_THE EXERCISE:_
Each entry must be given again exactly; images do not belong in the copy.

Saved entries:
#####

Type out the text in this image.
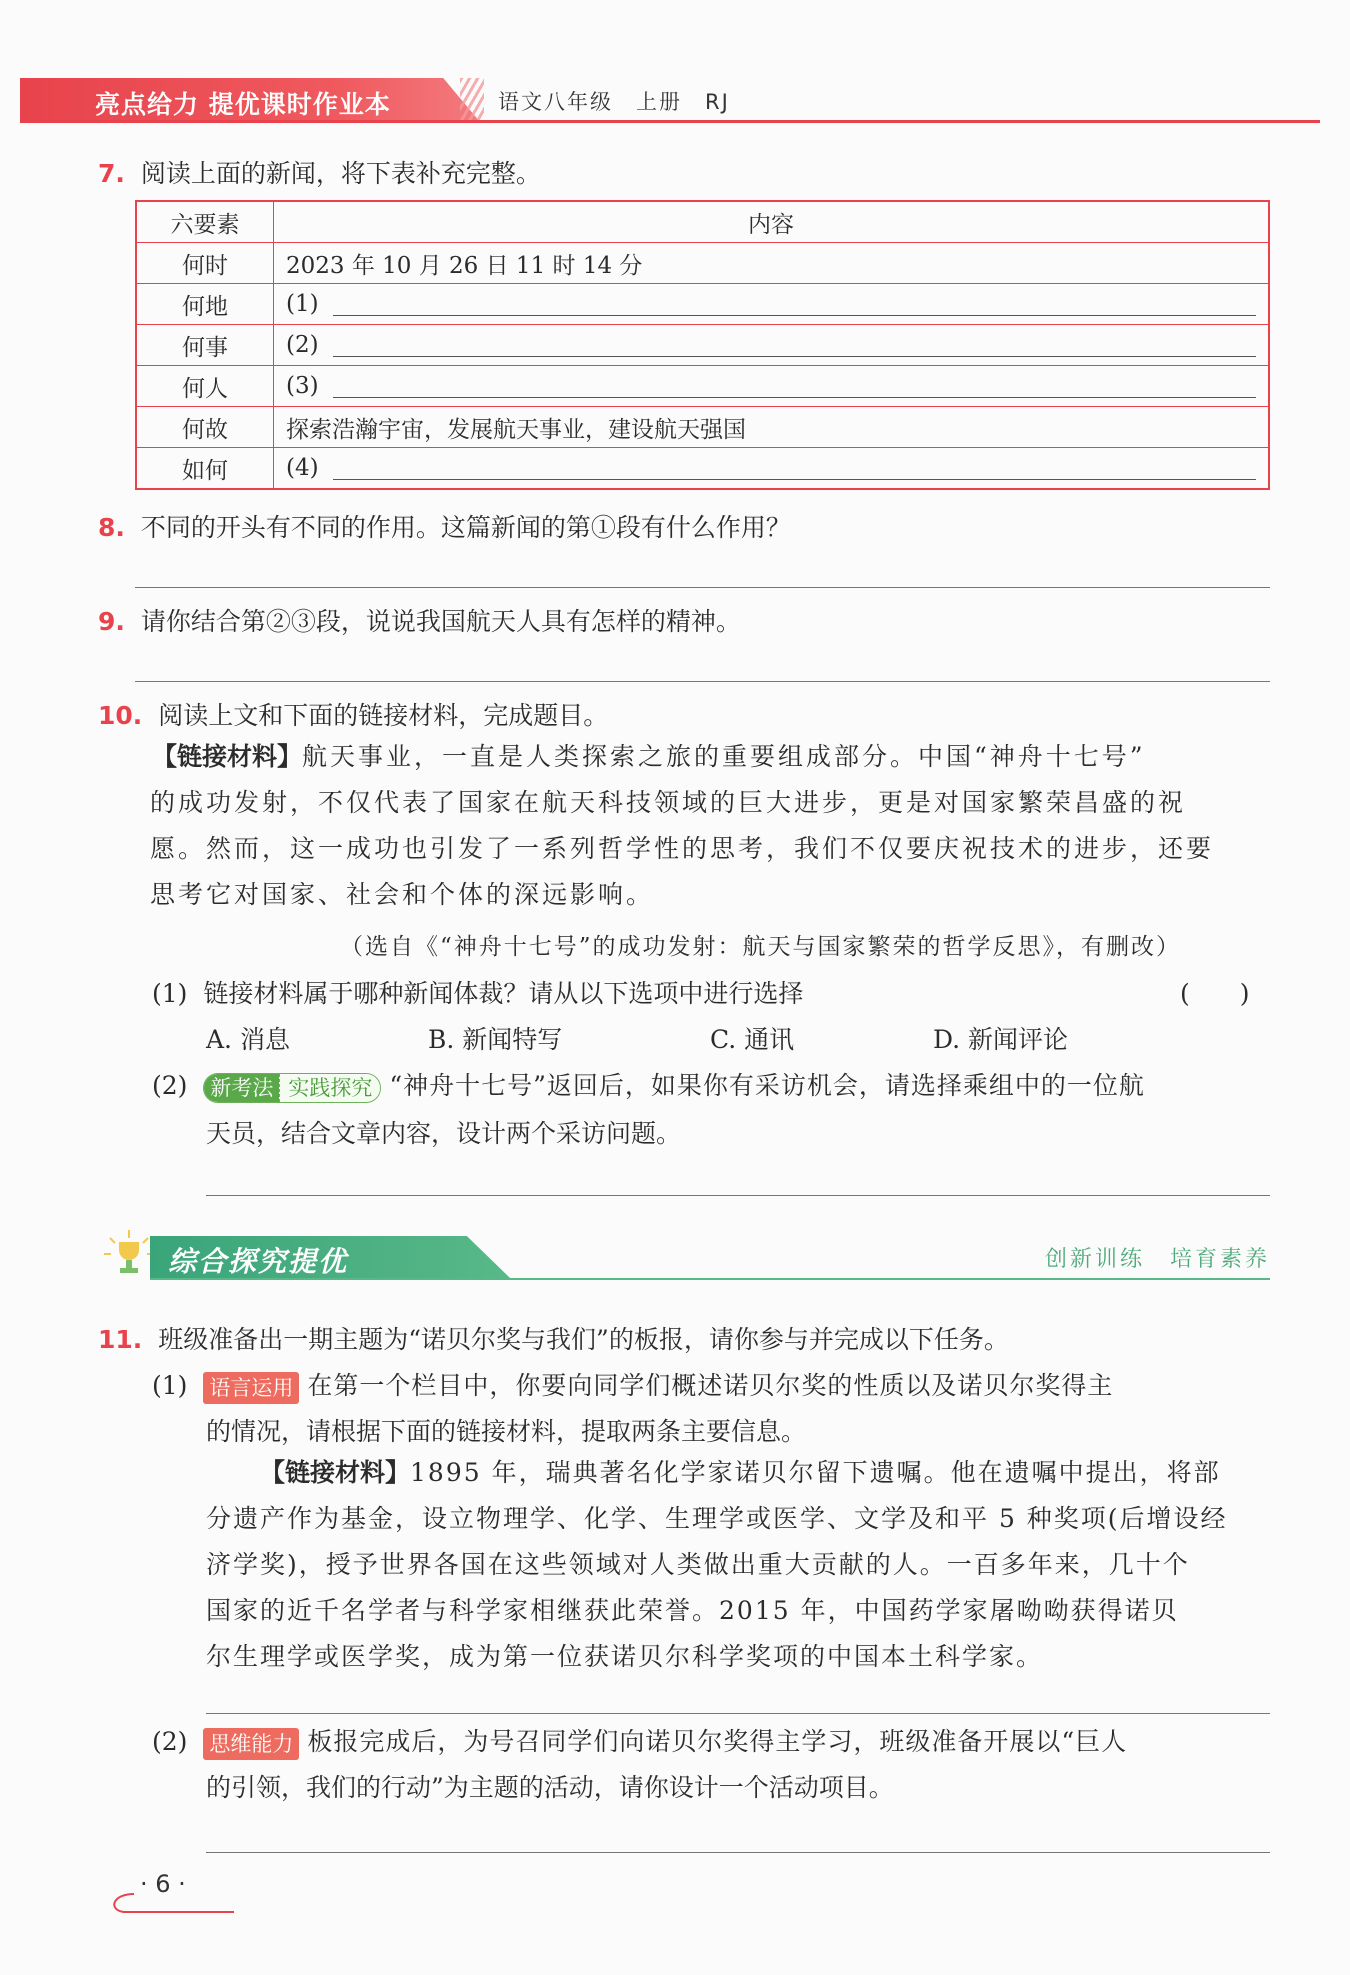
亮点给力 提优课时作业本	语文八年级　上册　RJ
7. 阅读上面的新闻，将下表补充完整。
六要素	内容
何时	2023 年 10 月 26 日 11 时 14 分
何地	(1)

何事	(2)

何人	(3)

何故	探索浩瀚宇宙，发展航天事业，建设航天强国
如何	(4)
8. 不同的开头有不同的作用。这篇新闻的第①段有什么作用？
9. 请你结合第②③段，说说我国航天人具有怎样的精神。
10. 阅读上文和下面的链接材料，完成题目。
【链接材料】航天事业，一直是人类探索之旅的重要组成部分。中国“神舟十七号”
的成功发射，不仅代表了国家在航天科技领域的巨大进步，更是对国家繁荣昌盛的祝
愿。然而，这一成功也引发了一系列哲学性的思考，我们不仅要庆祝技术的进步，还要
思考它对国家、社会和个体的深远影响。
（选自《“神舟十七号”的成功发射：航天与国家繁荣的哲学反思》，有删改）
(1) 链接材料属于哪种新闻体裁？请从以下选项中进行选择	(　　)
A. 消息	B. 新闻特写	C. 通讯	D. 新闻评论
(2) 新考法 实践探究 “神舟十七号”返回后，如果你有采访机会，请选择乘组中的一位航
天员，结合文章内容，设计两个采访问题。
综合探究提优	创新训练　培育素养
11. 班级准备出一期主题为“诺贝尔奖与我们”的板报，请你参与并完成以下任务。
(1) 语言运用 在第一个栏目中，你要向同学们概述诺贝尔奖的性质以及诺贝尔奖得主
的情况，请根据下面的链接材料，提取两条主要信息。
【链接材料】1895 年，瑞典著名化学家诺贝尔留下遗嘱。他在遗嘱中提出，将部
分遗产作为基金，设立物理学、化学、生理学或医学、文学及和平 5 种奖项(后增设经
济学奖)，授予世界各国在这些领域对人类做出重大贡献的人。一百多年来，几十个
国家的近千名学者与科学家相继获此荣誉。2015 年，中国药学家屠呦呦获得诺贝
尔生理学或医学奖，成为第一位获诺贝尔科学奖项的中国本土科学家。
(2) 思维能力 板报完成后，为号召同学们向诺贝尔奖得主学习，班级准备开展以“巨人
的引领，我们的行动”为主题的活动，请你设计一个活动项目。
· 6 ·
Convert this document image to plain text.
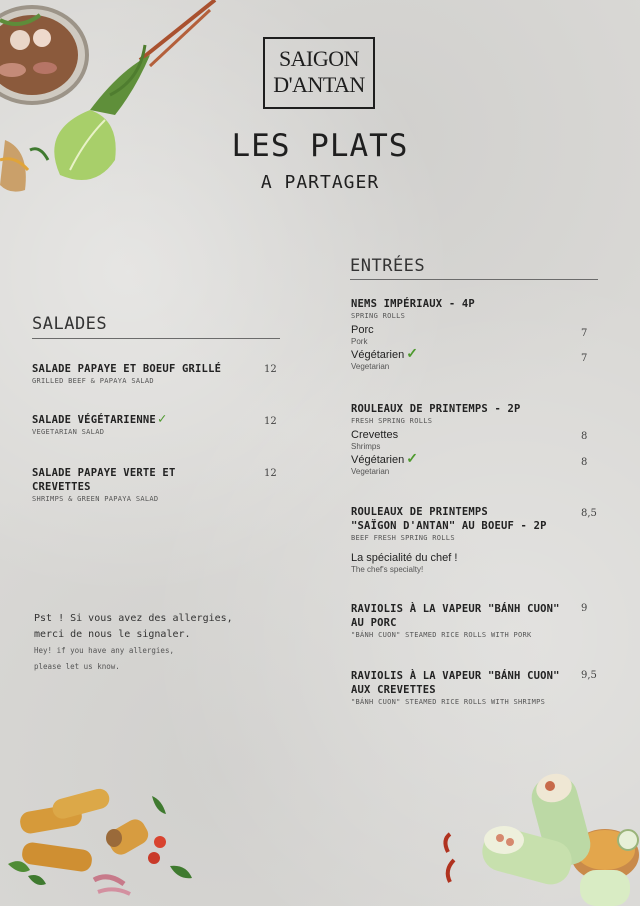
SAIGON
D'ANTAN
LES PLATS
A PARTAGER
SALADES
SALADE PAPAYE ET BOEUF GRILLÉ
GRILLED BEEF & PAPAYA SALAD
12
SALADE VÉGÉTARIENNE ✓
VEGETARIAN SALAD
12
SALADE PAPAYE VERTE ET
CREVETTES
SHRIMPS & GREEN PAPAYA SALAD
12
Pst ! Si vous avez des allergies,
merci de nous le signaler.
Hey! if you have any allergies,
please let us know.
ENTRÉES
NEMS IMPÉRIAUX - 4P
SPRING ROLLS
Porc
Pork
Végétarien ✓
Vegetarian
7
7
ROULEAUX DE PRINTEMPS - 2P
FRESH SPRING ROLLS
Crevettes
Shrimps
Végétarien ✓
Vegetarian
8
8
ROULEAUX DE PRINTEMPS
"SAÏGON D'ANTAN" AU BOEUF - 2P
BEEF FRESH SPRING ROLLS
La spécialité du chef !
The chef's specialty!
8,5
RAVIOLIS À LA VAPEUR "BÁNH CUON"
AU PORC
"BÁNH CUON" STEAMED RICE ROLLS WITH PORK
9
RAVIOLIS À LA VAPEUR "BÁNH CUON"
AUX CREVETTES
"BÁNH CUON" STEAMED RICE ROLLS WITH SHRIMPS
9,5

#####

_ANSWER FOR THIS EXERCISE:_
Type out the text in this image.
亮点给力 提优课时作业本	语文八年级　上册　RJ
7. 阅读上面的新闻，将下表补充完整。
六要素	内容
何时	2023 年 10 月 26 日 11 时 14 分
何地	(1)

何事	(2)

何人	(3)

何故	探索浩瀚宇宙，发展航天事业，建设航天强国
如何	(4)
8. 不同的开头有不同的作用。这篇新闻的第①段有什么作用？
9. 请你结合第②③段，说说我国航天人具有怎样的精神。
10. 阅读上文和下面的链接材料，完成题目。
【链接材料】航天事业，一直是人类探索之旅的重要组成部分。中国“神舟十七号”
的成功发射，不仅代表了国家在航天科技领域的巨大进步，更是对国家繁荣昌盛的祝
愿。然而，这一成功也引发了一系列哲学性的思考，我们不仅要庆祝技术的进步，还要
思考它对国家、社会和个体的深远影响。
（选自《“神舟十七号”的成功发射：航天与国家繁荣的哲学反思》，有删改）
(1) 链接材料属于哪种新闻体裁？请从以下选项中进行选择	(　　)
A. 消息	B. 新闻特写	C. 通讯	D. 新闻评论
(2) 新考法 实践探究 “神舟十七号”返回后，如果你有采访机会，请选择乘组中的一位航
天员，结合文章内容，设计两个采访问题。
综合探究提优	创新训练　培育素养
11. 班级准备出一期主题为“诺贝尔奖与我们”的板报，请你参与并完成以下任务。
(1) 语言运用 在第一个栏目中，你要向同学们概述诺贝尔奖的性质以及诺贝尔奖得主
的情况，请根据下面的链接材料，提取两条主要信息。
【链接材料】1895 年，瑞典著名化学家诺贝尔留下遗嘱。他在遗嘱中提出，将部
分遗产作为基金，设立物理学、化学、生理学或医学、文学及和平 5 种奖项(后增设经
济学奖)，授予世界各国在这些领域对人类做出重大贡献的人。一百多年来，几十个
国家的近千名学者与科学家相继获此荣誉。2015 年，中国药学家屠呦呦获得诺贝
尔生理学或医学奖，成为第一位获诺贝尔科学奖项的中国本土科学家。
(2) 思维能力 板报完成后，为号召同学们向诺贝尔奖得主学习，班级准备开展以“巨人
的引领，我们的行动”为主题的活动，请你设计一个活动项目。
· 6 ·
Convert this document image to plain text.
SAIGON
D'ANTAN
LES PLATS
A PARTAGER
SALADES
SALADE PAPAYE ET BOEUF GRILLÉ
GRILLED BEEF & PAPAYA SALAD
12
SALADE VÉGÉTARIENNE ✓
VEGETARIAN SALAD
12
SALADE PAPAYE VERTE ET
CREVETTES
SHRIMPS & GREEN PAPAYA SALAD
12
Pst ! Si vous avez des allergies,
merci de nous le signaler.
Hey! if you have any allergies,
please let us know.
ENTRÉES
NEMS IMPÉRIAUX - 4P
SPRING ROLLS
Porc
Pork
Végétarien ✓
Vegetarian
7
7
ROULEAUX DE PRINTEMPS - 2P
FRESH SPRING ROLLS
Crevettes
Shrimps
Végétarien ✓
Vegetarian
8
8
ROULEAUX DE PRINTEMPS
"SAÏGON D'ANTAN" AU BOEUF - 2P
BEEF FRESH SPRING ROLLS
La spécialité du chef !
The chef's specialty!
8,5
RAVIOLIS À LA VAPEUR "BÁNH CUON"
AU PORC
"BÁNH CUON" STEAMED RICE ROLLS WITH PORK
9
RAVIOLIS À LA VAPEUR "BÁNH CUON"
AUX CREVETTES
"BÁNH CUON" STEAMED RICE ROLLS WITH SHRIMPS
9,5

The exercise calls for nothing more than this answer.